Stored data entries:
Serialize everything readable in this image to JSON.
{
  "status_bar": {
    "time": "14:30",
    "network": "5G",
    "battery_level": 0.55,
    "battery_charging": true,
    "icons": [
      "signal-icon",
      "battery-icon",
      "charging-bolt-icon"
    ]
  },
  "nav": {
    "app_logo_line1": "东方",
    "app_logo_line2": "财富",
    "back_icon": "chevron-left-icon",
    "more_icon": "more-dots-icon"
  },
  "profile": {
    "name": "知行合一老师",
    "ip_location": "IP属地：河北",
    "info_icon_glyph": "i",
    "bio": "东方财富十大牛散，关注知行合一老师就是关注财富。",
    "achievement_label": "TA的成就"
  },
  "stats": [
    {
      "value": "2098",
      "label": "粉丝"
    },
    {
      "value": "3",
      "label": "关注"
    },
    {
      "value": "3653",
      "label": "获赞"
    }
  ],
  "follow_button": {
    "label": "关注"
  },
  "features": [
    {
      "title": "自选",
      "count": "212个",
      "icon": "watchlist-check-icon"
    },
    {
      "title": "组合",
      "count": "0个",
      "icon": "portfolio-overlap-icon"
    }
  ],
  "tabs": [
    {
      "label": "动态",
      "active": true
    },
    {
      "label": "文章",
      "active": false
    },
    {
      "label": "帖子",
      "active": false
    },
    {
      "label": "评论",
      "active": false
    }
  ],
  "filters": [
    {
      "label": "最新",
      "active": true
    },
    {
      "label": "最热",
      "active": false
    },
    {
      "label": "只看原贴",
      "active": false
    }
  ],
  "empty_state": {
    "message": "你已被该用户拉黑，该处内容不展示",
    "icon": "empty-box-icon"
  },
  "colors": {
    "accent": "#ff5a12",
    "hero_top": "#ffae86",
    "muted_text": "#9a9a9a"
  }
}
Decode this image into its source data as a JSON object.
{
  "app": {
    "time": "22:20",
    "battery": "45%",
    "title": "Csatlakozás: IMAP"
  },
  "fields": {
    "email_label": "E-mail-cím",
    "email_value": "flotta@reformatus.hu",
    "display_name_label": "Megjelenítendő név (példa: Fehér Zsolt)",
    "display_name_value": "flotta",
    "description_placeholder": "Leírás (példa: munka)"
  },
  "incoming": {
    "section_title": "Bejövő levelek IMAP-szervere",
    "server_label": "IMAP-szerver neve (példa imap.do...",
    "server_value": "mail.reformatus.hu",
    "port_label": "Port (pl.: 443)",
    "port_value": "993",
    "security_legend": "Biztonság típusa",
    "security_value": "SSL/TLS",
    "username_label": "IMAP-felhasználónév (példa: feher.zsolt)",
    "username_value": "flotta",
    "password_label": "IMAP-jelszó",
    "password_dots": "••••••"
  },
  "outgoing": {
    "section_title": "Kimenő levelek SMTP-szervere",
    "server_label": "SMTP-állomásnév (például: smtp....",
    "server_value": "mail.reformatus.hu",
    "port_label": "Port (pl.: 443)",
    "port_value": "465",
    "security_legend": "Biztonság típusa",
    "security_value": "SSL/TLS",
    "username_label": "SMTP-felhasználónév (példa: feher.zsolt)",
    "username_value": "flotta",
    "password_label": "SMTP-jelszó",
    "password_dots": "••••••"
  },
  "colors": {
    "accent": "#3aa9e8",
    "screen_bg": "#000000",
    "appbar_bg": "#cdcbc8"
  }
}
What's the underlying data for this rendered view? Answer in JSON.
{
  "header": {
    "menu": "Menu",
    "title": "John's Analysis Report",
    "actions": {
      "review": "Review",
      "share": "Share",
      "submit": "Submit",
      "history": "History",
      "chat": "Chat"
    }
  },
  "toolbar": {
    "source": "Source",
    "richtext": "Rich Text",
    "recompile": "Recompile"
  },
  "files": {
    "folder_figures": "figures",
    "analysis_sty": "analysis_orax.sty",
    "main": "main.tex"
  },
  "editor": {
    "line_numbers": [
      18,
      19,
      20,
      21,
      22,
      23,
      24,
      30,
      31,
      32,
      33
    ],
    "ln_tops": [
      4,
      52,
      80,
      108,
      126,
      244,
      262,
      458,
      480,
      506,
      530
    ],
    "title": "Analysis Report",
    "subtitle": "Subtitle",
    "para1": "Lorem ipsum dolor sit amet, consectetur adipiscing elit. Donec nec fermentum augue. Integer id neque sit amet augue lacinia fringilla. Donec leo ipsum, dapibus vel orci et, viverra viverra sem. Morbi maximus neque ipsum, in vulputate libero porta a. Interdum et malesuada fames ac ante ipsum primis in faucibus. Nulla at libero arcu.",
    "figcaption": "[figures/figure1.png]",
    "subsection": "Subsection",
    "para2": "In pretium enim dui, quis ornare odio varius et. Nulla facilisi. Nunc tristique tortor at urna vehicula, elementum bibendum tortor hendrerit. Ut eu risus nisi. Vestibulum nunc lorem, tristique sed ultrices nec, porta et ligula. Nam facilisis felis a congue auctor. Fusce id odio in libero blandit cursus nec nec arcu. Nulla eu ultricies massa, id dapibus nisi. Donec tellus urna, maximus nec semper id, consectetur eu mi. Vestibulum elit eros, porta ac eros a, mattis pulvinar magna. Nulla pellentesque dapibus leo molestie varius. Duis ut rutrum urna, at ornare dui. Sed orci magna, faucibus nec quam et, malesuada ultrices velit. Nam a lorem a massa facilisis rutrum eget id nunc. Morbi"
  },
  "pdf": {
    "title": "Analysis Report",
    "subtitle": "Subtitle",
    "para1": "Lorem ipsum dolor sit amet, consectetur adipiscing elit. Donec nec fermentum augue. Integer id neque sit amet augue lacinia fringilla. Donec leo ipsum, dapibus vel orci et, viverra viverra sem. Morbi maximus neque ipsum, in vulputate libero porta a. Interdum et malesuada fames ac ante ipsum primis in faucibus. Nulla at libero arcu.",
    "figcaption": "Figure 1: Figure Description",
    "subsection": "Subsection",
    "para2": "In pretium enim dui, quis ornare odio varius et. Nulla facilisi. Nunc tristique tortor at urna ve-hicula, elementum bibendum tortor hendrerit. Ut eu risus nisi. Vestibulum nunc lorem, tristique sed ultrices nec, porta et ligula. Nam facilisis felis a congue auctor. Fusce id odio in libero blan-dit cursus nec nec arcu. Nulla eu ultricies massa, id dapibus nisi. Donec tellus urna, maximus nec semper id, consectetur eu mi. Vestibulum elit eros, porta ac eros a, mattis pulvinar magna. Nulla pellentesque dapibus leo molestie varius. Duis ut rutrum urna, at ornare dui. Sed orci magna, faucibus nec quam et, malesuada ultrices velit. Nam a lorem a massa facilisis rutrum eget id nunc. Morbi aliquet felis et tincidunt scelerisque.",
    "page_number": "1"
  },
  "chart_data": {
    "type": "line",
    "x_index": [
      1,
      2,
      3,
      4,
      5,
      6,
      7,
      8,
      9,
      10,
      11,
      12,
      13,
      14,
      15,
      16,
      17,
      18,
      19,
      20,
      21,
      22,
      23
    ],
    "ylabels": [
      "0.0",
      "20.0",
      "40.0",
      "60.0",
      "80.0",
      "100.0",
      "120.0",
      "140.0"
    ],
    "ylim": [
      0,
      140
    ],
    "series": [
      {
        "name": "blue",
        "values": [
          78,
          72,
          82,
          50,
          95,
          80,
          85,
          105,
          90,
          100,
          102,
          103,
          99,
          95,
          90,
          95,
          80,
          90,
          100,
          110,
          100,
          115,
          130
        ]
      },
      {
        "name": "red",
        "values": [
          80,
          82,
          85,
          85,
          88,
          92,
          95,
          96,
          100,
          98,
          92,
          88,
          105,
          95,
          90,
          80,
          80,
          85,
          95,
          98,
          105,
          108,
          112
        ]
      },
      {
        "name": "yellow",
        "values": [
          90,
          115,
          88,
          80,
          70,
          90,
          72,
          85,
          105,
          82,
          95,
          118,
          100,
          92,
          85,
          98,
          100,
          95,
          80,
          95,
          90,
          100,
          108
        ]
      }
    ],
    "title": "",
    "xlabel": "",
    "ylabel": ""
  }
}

### Problem to work on
Working from the listing above, pick out every line that has "IMAP" and copy it.

### Solution
    "title": "Csatlakozás: IMAP"
    "section_title": "Bejövő levelek IMAP-szervere",
    "server_label": "IMAP-szerver neve (példa imap.do...",
    "username_label": "IMAP-felhasználónév (példa: feher.zsolt)",
    "password_label": "IMAP-jelszó",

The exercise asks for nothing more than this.